Le terme d’intelligence est encore plus difficile à définir. Pour ce faire, je vais considérer la notion d’intelligence tel qu’un humain l’entend, c’est-à-dire une entité capable de comportements d’une certaine complexité.

Bien qu’une définition négative ne puisse être totalement satisfaisante, je commencerai par des exemples de ce qui n’est pas, pour moi, une intelligence. Les systèmes d’informatique d’entreprise que nous construisons chez Yoocan, qui appliquent à des données pour la plupart structurées des règles fixes définies par des humains, suivant des processus modélisables mathématiquement sous forme d’algorithme, ne sont pas une forme d’intelligence. De même, une machine industrielle comme un robot soudeur répétant inlassablement les mêmes actions suivant un rythme fixe n’est pas une forme d’intelligence.

De ces deux exemples, je peux tirer une première caractéristique d’une entité intelligente : son comportement ne doit pas être fixe ; elle doit donc être capable de modifier celui-ci en fonction des circonstances qu’elle rencontre, en d’autres termes, elle doit être capable d’apprendre.

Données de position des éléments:
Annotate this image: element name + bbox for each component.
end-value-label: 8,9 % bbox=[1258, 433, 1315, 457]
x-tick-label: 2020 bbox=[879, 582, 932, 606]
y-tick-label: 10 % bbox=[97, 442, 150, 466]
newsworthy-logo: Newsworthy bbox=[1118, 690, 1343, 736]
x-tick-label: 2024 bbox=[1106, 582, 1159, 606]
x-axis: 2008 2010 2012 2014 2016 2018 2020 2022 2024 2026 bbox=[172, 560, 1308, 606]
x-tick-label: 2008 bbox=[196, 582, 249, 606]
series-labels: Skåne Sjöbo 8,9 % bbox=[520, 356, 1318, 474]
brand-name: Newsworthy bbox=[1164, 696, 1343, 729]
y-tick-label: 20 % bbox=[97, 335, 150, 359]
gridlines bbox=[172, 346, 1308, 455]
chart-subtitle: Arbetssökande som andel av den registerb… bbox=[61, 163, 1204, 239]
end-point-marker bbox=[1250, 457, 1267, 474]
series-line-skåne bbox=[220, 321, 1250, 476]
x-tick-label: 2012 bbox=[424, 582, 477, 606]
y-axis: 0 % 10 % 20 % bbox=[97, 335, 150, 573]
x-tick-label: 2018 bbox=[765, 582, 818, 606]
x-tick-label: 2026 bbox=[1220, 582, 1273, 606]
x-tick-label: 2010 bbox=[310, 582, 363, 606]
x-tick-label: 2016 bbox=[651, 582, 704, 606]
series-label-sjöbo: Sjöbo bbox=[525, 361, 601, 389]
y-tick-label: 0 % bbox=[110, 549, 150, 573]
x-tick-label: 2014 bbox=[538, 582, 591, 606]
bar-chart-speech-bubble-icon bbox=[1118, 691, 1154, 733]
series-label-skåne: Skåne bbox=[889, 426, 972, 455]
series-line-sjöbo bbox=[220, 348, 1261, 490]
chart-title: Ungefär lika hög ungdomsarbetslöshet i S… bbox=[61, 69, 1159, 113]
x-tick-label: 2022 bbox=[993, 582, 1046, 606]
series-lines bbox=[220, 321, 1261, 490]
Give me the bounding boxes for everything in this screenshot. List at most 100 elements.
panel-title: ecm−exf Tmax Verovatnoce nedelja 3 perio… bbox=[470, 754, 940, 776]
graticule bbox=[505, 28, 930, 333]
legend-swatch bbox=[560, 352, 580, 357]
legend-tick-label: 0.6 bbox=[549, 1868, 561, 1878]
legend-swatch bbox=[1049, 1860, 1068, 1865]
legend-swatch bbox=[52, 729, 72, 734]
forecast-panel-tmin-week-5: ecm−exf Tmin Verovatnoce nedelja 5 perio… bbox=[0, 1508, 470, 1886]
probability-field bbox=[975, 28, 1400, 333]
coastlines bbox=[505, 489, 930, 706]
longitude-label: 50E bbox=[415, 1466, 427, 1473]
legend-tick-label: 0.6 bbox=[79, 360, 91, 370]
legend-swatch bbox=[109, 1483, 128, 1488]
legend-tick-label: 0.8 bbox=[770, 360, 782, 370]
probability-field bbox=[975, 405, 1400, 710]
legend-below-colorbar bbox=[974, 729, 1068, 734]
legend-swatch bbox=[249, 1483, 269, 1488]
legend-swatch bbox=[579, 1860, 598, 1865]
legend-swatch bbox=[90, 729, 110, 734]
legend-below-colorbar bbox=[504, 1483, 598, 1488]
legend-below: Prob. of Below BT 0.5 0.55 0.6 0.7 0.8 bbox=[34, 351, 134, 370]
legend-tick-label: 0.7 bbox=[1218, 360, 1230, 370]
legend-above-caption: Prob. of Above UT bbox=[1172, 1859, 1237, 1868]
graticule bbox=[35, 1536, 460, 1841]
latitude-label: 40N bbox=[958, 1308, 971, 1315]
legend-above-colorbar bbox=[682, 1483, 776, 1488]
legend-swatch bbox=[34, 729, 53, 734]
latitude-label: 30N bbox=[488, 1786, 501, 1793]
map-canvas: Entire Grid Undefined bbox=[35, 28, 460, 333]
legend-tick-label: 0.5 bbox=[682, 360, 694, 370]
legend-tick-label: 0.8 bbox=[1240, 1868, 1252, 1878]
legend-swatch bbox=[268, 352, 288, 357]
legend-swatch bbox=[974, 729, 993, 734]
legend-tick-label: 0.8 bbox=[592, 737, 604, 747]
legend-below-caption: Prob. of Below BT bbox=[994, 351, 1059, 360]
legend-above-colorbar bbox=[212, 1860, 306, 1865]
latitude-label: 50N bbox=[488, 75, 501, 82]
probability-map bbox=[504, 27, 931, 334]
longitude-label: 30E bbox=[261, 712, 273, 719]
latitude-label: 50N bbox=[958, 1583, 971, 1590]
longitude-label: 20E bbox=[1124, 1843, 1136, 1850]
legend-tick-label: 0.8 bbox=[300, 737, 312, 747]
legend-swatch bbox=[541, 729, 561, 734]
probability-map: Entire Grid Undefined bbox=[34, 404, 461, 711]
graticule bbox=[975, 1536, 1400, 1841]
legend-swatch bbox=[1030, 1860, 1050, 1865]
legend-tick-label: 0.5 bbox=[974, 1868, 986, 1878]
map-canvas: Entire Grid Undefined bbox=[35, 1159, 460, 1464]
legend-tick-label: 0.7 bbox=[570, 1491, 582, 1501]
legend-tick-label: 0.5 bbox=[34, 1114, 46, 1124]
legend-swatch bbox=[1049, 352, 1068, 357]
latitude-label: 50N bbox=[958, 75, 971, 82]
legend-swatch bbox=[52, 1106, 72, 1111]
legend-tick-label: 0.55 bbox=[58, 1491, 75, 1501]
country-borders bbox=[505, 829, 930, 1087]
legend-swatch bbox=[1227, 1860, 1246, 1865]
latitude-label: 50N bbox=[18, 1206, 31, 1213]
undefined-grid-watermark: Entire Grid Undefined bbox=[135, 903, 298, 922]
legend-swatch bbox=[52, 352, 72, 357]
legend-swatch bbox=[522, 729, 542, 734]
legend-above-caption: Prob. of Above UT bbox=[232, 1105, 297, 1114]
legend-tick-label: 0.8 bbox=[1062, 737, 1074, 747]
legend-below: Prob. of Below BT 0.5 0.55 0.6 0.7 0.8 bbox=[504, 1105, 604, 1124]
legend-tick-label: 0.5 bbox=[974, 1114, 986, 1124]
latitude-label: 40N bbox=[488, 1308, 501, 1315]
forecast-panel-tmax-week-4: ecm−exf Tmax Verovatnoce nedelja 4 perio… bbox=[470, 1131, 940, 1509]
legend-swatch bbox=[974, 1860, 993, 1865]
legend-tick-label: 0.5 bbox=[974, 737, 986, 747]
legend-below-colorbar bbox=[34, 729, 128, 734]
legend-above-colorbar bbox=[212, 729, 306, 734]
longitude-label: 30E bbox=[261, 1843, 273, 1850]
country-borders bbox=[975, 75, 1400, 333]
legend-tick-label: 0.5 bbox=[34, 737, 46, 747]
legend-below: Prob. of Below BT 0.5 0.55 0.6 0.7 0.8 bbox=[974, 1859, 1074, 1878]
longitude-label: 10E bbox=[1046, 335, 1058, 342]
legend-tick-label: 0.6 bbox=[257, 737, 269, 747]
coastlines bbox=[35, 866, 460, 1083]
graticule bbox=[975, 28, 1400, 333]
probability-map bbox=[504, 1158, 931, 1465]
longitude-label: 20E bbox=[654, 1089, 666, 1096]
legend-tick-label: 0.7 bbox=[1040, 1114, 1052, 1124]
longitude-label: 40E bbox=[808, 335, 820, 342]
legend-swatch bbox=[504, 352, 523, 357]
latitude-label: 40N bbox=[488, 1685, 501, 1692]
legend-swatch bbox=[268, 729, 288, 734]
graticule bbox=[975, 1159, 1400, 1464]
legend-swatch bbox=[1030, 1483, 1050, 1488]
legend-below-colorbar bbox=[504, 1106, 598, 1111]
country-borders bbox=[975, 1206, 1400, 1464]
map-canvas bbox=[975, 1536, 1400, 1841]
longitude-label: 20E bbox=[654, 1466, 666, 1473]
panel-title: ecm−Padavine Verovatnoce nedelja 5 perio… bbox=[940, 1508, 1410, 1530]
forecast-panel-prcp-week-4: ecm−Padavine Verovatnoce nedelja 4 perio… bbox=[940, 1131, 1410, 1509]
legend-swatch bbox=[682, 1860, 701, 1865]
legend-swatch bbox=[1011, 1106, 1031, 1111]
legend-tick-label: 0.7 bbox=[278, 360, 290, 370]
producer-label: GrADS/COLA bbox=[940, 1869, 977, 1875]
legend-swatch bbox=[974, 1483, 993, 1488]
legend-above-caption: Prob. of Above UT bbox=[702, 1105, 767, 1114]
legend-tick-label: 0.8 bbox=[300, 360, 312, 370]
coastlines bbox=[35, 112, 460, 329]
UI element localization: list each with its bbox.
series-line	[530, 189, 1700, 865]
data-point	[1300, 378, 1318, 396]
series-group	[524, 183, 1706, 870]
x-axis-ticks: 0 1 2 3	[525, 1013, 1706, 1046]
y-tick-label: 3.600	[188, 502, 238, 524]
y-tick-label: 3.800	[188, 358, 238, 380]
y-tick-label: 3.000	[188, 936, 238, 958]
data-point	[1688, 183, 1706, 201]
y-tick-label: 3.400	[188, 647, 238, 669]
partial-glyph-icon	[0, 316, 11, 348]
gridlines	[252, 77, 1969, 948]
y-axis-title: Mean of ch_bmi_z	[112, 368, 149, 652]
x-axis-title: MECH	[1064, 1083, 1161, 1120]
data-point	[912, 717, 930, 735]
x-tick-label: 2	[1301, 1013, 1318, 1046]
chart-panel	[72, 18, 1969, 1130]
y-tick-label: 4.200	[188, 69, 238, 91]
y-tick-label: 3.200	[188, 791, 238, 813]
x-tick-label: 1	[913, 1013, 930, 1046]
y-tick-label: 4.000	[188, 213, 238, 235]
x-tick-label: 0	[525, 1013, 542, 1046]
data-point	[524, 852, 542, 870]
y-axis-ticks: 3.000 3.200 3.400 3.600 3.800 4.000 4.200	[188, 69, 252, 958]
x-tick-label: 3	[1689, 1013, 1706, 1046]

• [CONSIGNE A] Reproduisez le passage du texte sur la notion d'intelligence compris entre « Le terme d’intelligence » et « n’est pas une forme d’intelligence. », inclus, en substituant « bras articulé » à « robot soudeur ».
• [CONSIGNE B] D'après le texte sur la notion d'intelligence, quelle première caractéristique d'une entité intelligente l'auteur tire-t-il des deux exemples présentés ?

• [SOLUTION COMPLÈTE A]
Le terme d’intelligence est encore plus difficile à définir. Pour ce faire, je vais considérer la notion d’intelligence tel qu’un humain l’entend, c’est-à-dire une entité capable de comportements d’une certaine complexité.

Bien qu’une définition négative ne puisse être totalement satisfaisante, je commencerai par des exemples de ce qui n’est pas, pour moi, une intelligence. Les systèmes d’informatique d’entreprise que nous construisons chez Yoocan, qui appliquent à des données pour la plupart structurées des règles fixes définies par des humains, suivant des processus modélisables mathématiquement sous forme d’algorithme, ne sont pas une forme d’intelligence. De même, une machine industrielle comme un bras articulé répétant inlassablement les mêmes actions suivant un rythme fixe n’est pas une forme d’intelligence.

• [SOLUTION COMPLÈTE B] Son comportement ne doit pas être fixe. Elle doit pouvoir le modifier en fonction des circonstances qu'elle rencontre, c'est-à-dire être capable d'apprendre.